##### Input data #####

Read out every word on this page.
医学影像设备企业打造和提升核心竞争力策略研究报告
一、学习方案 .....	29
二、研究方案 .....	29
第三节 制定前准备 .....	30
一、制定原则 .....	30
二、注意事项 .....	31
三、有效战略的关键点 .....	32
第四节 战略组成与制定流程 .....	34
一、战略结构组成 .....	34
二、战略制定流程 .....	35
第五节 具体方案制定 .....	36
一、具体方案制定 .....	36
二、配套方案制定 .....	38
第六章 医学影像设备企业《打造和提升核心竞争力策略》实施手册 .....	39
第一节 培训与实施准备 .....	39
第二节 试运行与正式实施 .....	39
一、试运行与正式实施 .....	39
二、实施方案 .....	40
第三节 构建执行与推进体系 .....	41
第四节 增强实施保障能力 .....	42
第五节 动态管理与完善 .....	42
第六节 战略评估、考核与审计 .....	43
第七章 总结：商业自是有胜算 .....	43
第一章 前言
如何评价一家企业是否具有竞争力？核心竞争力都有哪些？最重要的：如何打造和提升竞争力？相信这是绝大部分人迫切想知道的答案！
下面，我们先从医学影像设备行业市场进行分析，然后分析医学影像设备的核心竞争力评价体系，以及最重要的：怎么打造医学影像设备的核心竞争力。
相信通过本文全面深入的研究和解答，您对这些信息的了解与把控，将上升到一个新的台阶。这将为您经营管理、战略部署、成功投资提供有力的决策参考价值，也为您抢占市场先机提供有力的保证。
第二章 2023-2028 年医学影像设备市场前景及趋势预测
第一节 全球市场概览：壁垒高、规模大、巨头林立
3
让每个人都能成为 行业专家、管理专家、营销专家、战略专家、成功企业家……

#####

# Work to complete
Repeat the records above exactly, leaving none out.

# Correct answer
Read out every word on this page.
医学影像设备企业打造和提升核心竞争力策略研究报告
一、学习方案 .....	29
二、研究方案 .....	29
第三节 制定前准备 .....	30
一、制定原则 .....	30
二、注意事项 .....	31
三、有效战略的关键点 .....	32
第四节 战略组成与制定流程 .....	34
一、战略结构组成 .....	34
二、战略制定流程 .....	35
第五节 具体方案制定 .....	36
一、具体方案制定 .....	36
二、配套方案制定 .....	38
第六章 医学影像设备企业《打造和提升核心竞争力策略》实施手册 .....	39
第一节 培训与实施准备 .....	39
第二节 试运行与正式实施 .....	39
一、试运行与正式实施 .....	39
二、实施方案 .....	40
第三节 构建执行与推进体系 .....	41
第四节 增强实施保障能力 .....	42
第五节 动态管理与完善 .....	42
第六节 战略评估、考核与审计 .....	43
第七章 总结：商业自是有胜算 .....	43
第一章 前言
如何评价一家企业是否具有竞争力？核心竞争力都有哪些？最重要的：如何打造和提升竞争力？相信这是绝大部分人迫切想知道的答案！
下面，我们先从医学影像设备行业市场进行分析，然后分析医学影像设备的核心竞争力评价体系，以及最重要的：怎么打造医学影像设备的核心竞争力。
相信通过本文全面深入的研究和解答，您对这些信息的了解与把控，将上升到一个新的台阶。这将为您经营管理、战略部署、成功投资提供有力的决策参考价值，也为您抢占市场先机提供有力的保证。
第二章 2023-2028 年医学影像设备市场前景及趋势预测
第一节 全球市场概览：壁垒高、规模大、巨头林立
3
让每个人都能成为 行业专家、管理专家、营销专家、战略专家、成功企业家……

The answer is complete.